**Do this**
Pick out the lines below with "ΕΛΕΝΗ" and list them.

<<<<

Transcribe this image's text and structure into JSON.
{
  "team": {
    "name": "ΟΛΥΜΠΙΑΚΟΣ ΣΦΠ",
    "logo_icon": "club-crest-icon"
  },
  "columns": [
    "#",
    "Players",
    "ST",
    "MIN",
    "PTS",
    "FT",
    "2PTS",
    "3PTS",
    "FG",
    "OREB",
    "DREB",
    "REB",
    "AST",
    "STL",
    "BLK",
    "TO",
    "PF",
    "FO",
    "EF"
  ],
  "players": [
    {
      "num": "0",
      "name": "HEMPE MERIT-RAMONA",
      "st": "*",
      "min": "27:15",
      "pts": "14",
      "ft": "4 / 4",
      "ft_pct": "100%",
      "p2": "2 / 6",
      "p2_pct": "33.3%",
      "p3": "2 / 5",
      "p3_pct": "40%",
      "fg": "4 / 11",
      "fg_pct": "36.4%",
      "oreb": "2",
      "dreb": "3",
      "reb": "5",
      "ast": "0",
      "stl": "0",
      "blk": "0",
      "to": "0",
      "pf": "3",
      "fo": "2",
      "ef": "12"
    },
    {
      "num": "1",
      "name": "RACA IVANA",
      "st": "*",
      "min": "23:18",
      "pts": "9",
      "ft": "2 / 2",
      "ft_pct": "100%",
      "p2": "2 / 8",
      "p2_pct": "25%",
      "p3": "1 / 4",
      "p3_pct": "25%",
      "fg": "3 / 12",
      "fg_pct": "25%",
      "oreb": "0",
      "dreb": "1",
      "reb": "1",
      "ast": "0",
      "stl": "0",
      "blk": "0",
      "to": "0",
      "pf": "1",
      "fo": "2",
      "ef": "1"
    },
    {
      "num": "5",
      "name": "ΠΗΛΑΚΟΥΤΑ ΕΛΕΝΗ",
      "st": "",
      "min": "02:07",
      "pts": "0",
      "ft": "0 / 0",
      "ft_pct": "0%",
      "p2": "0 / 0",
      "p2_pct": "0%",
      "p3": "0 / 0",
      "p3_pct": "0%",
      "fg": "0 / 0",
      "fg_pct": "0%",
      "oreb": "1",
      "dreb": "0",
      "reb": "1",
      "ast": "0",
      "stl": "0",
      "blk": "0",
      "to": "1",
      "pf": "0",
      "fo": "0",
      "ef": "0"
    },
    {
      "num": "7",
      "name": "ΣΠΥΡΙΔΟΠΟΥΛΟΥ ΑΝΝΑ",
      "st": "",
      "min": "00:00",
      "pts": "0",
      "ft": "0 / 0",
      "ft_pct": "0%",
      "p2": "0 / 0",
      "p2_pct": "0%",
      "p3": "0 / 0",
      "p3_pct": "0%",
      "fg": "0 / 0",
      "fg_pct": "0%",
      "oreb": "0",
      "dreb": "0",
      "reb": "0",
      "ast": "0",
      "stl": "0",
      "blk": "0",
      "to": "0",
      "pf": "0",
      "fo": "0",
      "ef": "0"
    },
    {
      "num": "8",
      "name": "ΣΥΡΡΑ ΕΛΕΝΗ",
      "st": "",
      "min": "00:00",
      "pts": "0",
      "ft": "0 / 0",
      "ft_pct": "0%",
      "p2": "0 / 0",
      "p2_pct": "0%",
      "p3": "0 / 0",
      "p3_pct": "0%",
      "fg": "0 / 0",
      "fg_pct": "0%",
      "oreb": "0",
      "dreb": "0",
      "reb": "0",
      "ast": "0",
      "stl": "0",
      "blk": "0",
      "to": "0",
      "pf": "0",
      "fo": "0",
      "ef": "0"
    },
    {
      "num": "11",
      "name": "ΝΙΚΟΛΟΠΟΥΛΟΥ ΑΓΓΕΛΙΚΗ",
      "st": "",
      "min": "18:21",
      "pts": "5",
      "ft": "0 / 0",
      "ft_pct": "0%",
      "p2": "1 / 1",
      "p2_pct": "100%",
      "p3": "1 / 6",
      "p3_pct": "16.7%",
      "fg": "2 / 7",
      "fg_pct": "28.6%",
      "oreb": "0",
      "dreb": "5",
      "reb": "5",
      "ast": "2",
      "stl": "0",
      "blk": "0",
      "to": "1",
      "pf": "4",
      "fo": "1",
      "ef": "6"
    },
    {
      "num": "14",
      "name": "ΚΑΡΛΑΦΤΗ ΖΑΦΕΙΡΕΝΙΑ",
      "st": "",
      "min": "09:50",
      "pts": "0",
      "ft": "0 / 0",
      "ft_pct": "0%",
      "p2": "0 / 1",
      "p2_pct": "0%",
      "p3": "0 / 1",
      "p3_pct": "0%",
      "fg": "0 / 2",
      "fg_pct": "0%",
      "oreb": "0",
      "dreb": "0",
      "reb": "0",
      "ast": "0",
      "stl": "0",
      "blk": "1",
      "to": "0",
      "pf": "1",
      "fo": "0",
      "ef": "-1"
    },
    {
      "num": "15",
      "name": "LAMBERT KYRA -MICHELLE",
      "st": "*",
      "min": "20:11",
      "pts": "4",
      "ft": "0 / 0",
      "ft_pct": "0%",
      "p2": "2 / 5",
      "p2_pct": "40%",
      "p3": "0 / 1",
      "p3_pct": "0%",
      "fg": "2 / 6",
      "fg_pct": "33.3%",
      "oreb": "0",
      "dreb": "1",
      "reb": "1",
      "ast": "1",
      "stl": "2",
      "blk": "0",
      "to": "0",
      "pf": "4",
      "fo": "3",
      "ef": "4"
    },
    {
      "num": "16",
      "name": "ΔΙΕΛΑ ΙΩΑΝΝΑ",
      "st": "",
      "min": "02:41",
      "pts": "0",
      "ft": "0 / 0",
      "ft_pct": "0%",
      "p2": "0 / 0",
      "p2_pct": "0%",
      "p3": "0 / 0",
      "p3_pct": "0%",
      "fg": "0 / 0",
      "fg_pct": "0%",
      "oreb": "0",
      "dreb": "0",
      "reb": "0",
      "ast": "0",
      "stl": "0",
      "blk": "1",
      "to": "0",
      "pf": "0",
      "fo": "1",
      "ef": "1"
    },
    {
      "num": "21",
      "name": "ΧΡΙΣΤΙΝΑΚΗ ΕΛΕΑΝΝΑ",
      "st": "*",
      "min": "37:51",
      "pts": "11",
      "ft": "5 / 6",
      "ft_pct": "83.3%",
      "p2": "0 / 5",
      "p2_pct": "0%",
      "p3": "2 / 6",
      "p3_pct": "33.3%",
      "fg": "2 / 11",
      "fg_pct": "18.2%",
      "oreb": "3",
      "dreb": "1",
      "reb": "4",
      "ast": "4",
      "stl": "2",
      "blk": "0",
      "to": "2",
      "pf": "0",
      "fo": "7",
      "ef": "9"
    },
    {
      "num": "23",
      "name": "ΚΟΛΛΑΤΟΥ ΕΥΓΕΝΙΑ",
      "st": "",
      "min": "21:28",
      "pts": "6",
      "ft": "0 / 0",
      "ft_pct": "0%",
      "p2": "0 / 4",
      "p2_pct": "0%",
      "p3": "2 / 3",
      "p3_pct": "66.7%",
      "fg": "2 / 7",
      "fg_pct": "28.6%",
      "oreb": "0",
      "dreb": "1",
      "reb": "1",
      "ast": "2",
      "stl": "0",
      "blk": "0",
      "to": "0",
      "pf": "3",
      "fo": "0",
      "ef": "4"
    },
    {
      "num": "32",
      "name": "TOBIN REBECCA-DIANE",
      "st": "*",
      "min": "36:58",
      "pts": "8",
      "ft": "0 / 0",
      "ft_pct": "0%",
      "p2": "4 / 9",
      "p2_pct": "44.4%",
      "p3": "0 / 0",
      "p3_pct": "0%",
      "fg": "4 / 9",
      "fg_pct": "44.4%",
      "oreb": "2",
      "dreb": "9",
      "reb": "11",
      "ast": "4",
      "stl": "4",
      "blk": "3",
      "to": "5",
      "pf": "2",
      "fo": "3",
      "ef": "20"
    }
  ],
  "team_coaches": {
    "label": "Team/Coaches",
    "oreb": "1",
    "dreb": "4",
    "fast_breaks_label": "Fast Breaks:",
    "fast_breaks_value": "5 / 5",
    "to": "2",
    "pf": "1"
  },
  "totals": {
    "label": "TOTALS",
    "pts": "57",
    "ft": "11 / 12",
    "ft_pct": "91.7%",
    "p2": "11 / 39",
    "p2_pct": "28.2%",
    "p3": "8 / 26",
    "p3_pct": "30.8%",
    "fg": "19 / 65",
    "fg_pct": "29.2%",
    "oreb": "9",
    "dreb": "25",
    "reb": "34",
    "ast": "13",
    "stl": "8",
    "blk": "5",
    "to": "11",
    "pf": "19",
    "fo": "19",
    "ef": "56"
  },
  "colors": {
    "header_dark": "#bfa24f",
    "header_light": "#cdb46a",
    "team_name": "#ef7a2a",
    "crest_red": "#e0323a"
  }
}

>>>>

**Correct answer**
      "name": "ΠΗΛΑΚΟΥΤΑ ΕΛΕΝΗ",
      "name": "ΣΥΡΡΑ ΕΛΕΝΗ",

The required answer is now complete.